# Dataset entries:

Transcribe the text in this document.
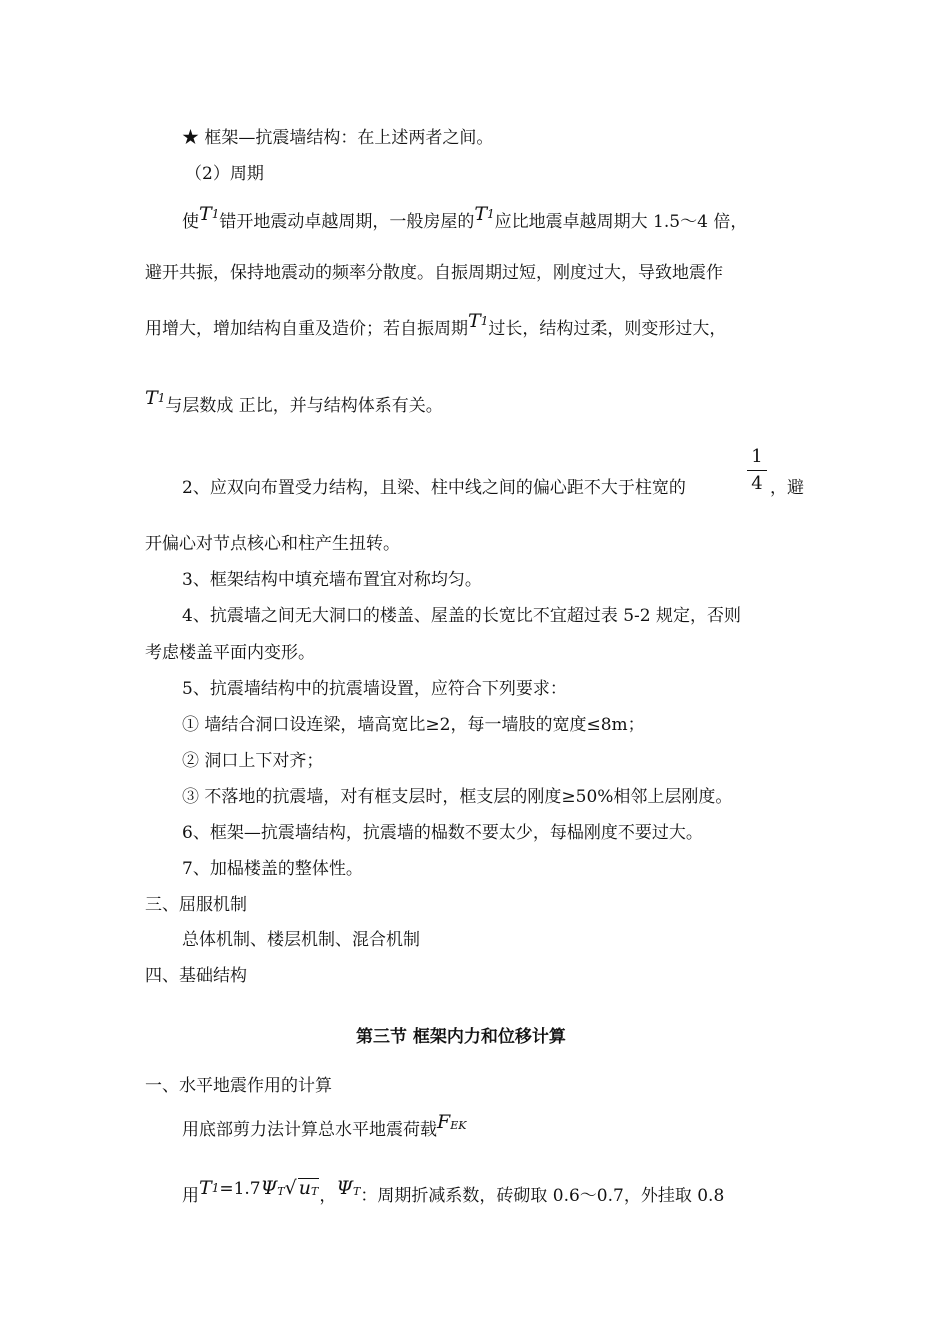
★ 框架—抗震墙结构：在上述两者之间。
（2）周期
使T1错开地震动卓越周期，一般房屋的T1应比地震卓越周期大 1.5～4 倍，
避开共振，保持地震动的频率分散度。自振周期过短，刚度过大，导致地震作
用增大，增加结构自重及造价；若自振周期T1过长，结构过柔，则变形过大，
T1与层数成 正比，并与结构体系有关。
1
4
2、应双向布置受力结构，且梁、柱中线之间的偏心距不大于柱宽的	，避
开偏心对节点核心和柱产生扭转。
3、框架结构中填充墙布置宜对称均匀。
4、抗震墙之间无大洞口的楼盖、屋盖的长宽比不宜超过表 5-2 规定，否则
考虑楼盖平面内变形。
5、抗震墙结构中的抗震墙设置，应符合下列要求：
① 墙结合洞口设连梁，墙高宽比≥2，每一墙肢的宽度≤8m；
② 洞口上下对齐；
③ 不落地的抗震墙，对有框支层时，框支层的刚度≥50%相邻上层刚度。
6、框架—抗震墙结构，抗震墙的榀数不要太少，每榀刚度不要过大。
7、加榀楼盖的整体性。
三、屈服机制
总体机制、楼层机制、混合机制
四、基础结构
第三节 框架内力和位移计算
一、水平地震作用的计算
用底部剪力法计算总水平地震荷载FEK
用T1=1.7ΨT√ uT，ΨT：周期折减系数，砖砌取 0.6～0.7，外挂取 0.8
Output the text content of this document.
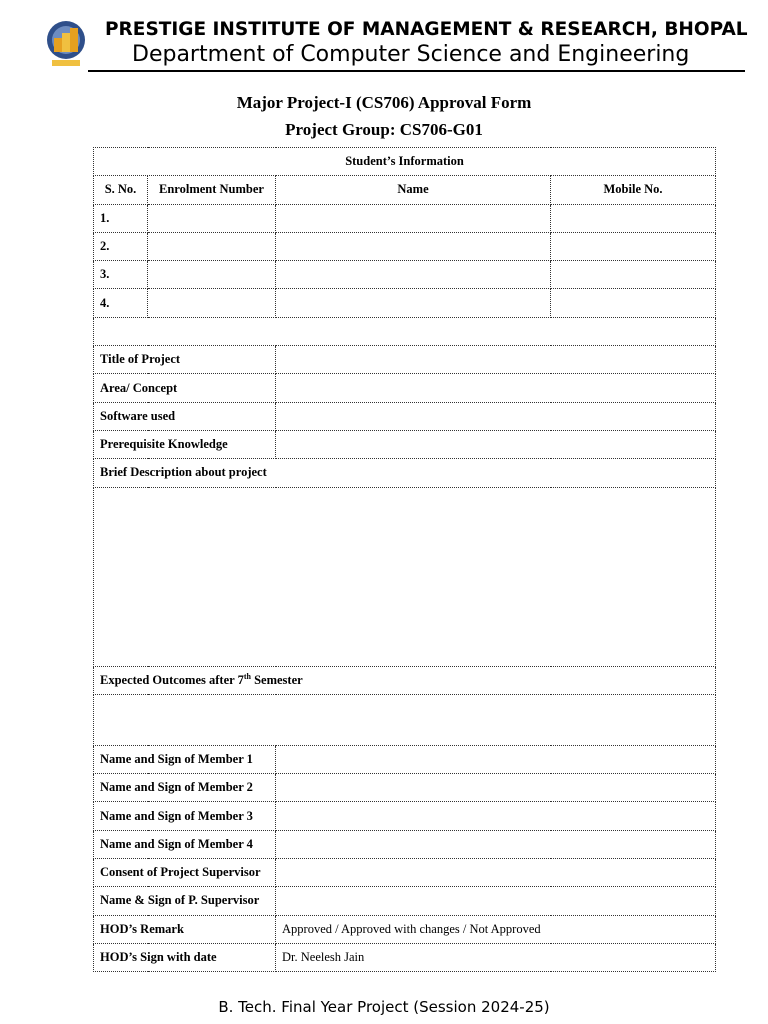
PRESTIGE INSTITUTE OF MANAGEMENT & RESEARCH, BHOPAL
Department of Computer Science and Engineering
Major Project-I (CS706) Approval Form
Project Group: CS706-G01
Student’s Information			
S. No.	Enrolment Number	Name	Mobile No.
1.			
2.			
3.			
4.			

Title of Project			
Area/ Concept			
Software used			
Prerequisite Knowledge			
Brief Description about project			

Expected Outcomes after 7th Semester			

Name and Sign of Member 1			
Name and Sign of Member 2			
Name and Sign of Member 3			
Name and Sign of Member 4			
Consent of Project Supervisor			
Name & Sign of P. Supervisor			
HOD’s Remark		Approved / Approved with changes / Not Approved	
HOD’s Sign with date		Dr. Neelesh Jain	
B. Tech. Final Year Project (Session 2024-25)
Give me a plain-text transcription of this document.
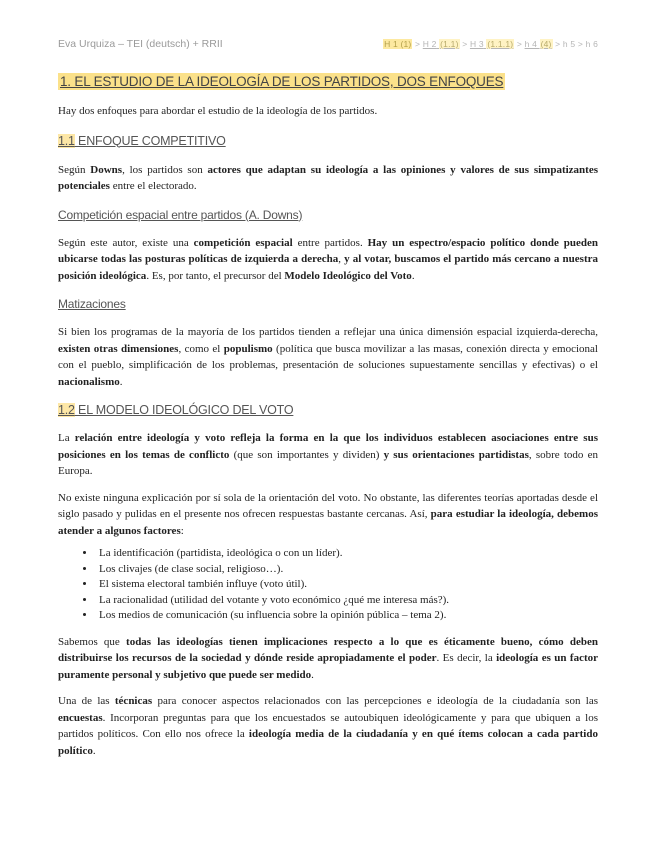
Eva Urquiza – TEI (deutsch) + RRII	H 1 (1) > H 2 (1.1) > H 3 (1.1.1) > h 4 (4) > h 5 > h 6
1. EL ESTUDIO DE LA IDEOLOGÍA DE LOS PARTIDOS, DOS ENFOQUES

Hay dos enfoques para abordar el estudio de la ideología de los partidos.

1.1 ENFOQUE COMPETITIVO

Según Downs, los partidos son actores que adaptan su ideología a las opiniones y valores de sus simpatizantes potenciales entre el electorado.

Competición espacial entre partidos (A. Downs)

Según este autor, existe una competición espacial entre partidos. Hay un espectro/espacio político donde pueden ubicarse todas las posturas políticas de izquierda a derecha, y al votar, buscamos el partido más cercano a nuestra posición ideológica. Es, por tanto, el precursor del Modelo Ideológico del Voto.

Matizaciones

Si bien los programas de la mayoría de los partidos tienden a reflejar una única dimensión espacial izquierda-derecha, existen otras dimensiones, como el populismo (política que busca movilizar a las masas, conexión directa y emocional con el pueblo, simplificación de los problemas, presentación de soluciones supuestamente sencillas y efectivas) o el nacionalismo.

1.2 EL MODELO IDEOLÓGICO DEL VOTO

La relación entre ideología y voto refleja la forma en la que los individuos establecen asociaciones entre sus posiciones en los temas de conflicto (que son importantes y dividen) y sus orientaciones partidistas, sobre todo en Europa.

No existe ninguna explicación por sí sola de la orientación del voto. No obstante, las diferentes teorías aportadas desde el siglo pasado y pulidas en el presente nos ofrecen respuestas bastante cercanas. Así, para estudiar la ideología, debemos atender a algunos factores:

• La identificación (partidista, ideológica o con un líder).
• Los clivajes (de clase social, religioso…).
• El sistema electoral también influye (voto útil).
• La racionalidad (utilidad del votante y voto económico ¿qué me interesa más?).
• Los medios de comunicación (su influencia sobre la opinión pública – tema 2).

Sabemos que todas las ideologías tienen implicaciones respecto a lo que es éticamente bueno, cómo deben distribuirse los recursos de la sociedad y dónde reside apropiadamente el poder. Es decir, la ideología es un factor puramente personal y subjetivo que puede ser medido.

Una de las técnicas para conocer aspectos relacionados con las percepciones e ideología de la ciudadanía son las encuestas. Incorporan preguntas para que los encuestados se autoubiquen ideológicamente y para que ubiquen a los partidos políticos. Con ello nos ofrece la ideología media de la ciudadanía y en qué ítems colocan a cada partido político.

--

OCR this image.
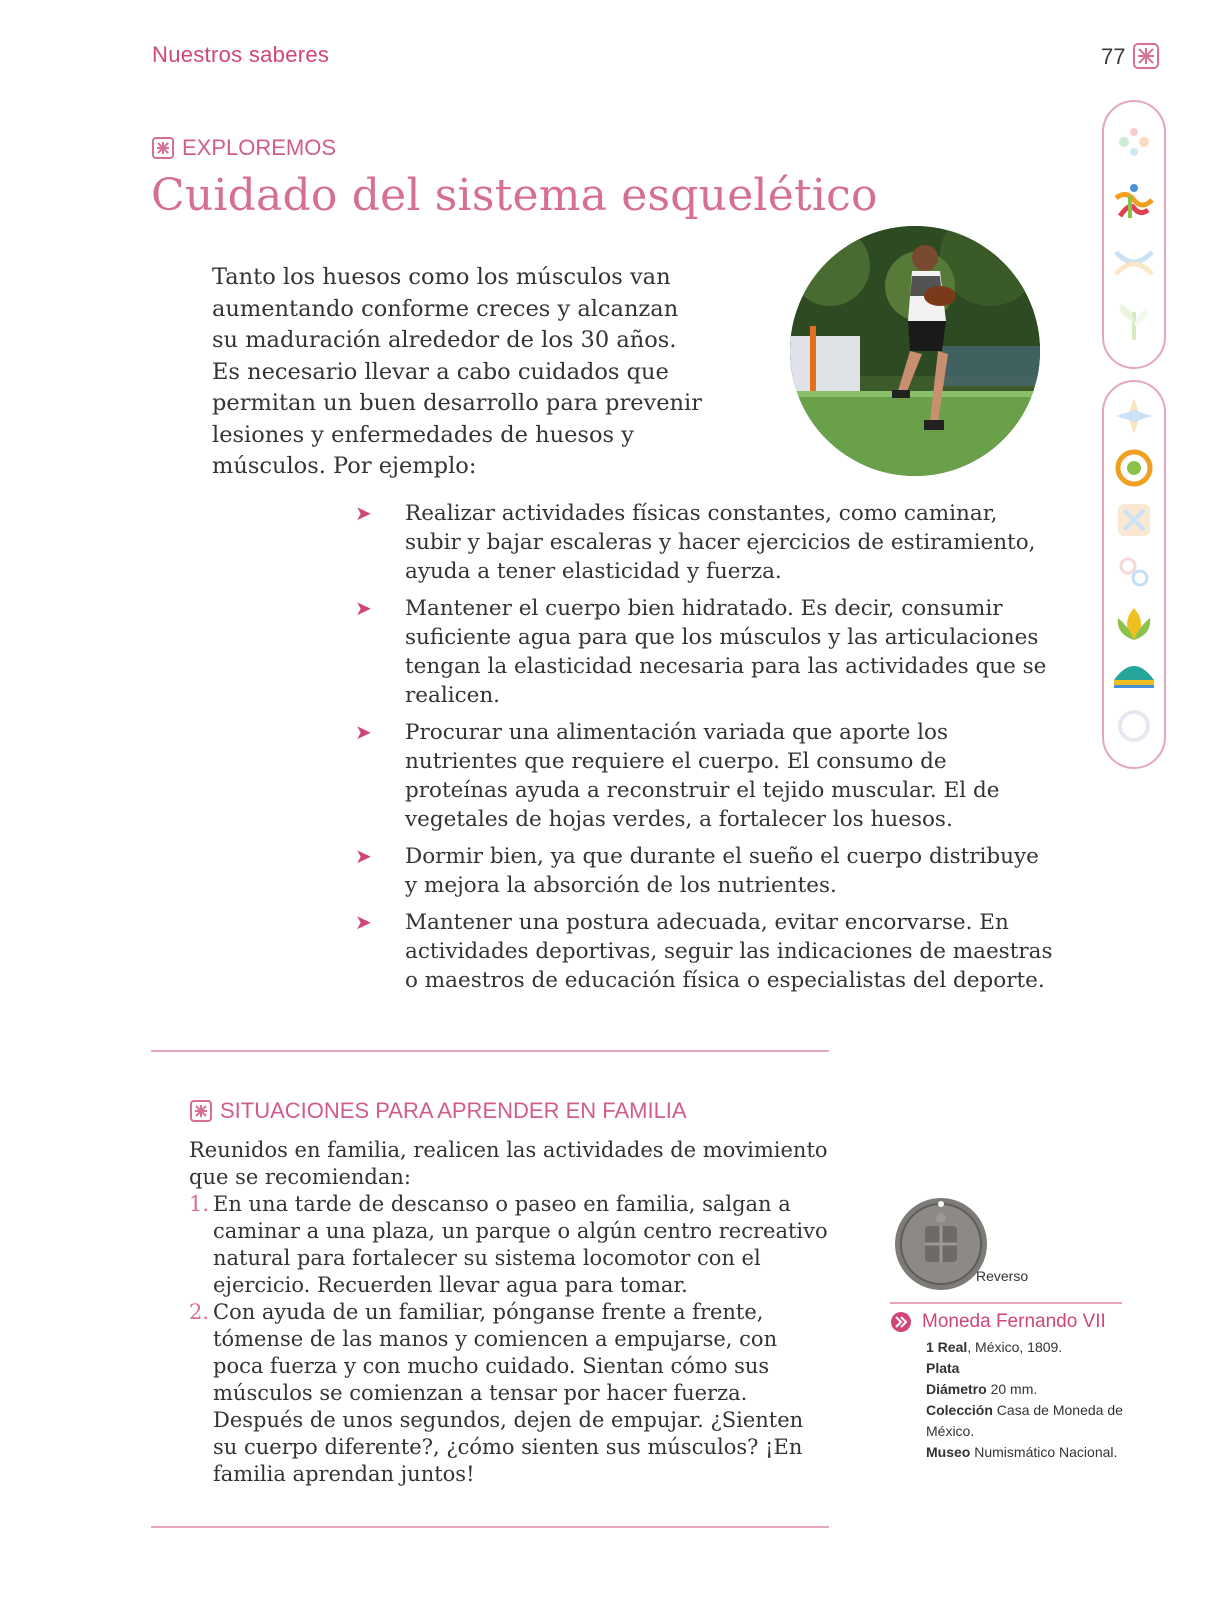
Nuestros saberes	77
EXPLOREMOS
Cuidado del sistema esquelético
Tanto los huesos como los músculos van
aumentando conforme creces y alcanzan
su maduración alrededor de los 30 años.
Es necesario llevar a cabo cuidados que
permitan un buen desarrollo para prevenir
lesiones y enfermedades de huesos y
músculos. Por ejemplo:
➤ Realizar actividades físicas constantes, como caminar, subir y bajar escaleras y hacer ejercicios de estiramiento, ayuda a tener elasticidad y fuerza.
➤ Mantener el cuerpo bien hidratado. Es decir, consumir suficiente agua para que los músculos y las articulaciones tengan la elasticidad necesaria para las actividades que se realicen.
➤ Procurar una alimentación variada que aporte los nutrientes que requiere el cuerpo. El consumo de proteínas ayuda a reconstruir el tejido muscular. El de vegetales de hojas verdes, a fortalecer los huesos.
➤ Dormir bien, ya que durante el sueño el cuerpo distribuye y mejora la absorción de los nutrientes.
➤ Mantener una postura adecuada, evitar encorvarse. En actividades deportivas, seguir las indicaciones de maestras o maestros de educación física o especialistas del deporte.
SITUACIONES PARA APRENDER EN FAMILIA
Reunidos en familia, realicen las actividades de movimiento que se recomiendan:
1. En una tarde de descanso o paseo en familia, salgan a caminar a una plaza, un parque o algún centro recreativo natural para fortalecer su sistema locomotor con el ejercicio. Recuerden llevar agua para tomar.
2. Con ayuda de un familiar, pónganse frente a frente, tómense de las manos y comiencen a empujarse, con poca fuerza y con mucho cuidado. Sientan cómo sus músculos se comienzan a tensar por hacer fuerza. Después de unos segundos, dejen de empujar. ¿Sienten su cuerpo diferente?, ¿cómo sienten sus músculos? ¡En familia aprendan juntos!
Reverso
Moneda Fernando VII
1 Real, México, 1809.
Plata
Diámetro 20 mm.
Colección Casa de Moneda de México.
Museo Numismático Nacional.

# To be done:
Give nothing but the number of lines containing the string "document".

# Worked solution:
3